- WHAT YOU WILL DO
Transcribe all the entries word for word, omitting any pictures they contain.

- INPUT DATA

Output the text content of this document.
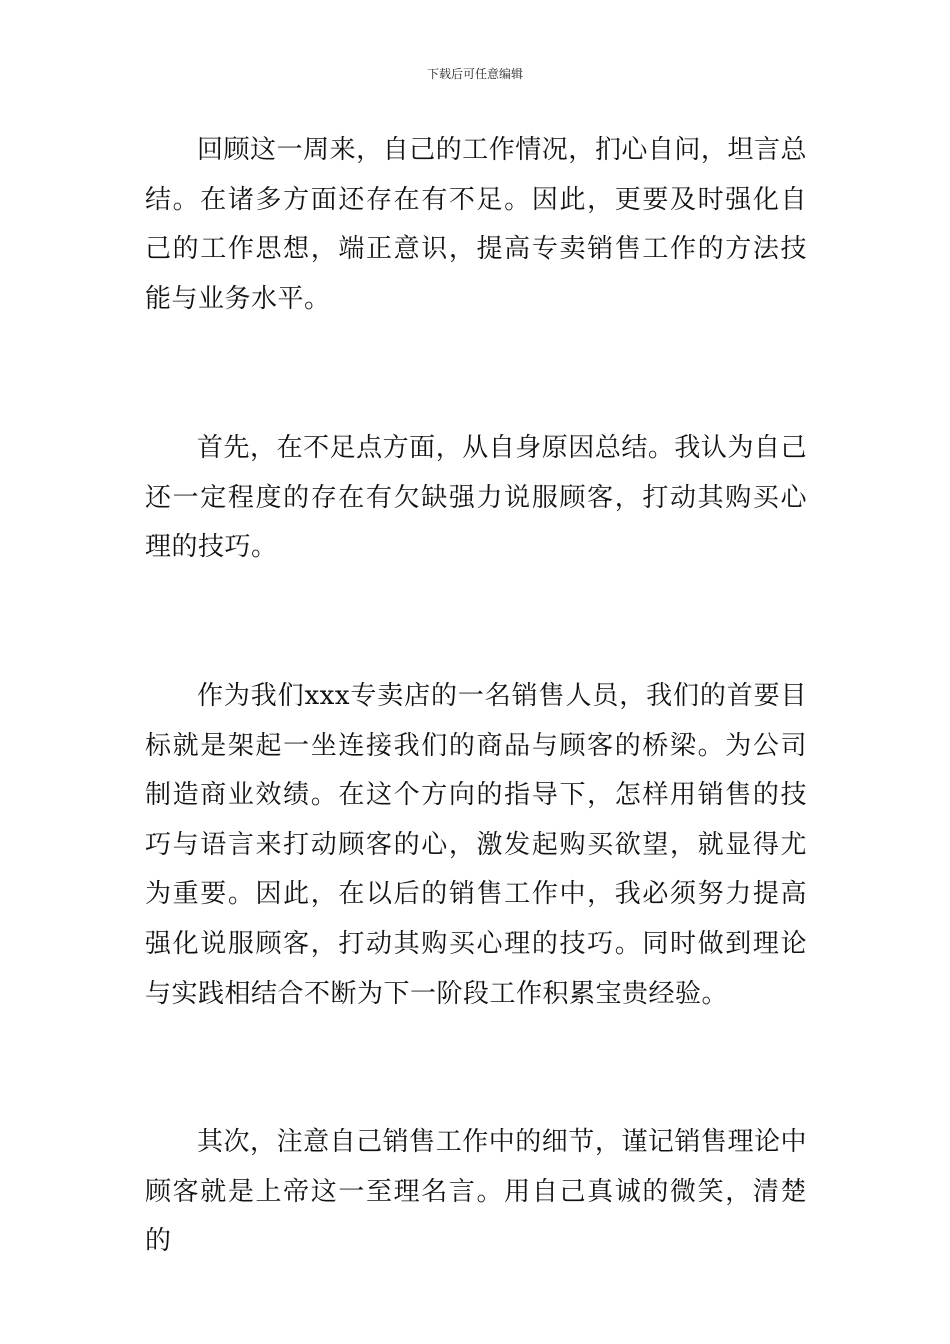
下载后可任意编辑

回顾这一周来，自己的工作情况，扪心自问，坦言总结。在诸多方面还存在有不足。因此，更要及时强化自己的工作思想，端正意识，提高专卖销售工作的方法技能与业务水平。

首先，在不足点方面，从自身原因总结。我认为自己还一定程度的存在有欠缺强力说服顾客，打动其购买心理的技巧。

作为我们xxx专卖店的一名销售人员，我们的首要目标就是架起一坐连接我们的商品与顾客的桥梁。为公司制造商业效绩。在这个方向的指导下，怎样用销售的技巧与语言来打动顾客的心，激发起购买欲望，就显得尤为重要。因此，在以后的销售工作中，我必须努力提高强化说服顾客，打动其购买心理的技巧。同时做到理论与实践相结合不断为下一阶段工作积累宝贵经验。

其次，注意自己销售工作中的细节，谨记销售理论中顾客就是上帝这一至理名言。用自己真诚的微笑，清楚的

- SOLUTION TO THE PROBLEM
Output the text content of this document.
下载后可任意编辑

回顾这一周来，自己的工作情况，扪心自问，坦言总结。在诸多方面还存在有不足。因此，更要及时强化自己的工作思想，端正意识，提高专卖销售工作的方法技能与业务水平。

首先，在不足点方面，从自身原因总结。我认为自己还一定程度的存在有欠缺强力说服顾客，打动其购买心理的技巧。

作为我们xxx专卖店的一名销售人员，我们的首要目标就是架起一坐连接我们的商品与顾客的桥梁。为公司制造商业效绩。在这个方向的指导下，怎样用销售的技巧与语言来打动顾客的心，激发起购买欲望，就显得尤为重要。因此，在以后的销售工作中，我必须努力提高强化说服顾客，打动其购买心理的技巧。同时做到理论与实践相结合不断为下一阶段工作积累宝贵经验。

其次，注意自己销售工作中的细节，谨记销售理论中顾客就是上帝这一至理名言。用自己真诚的微笑，清楚的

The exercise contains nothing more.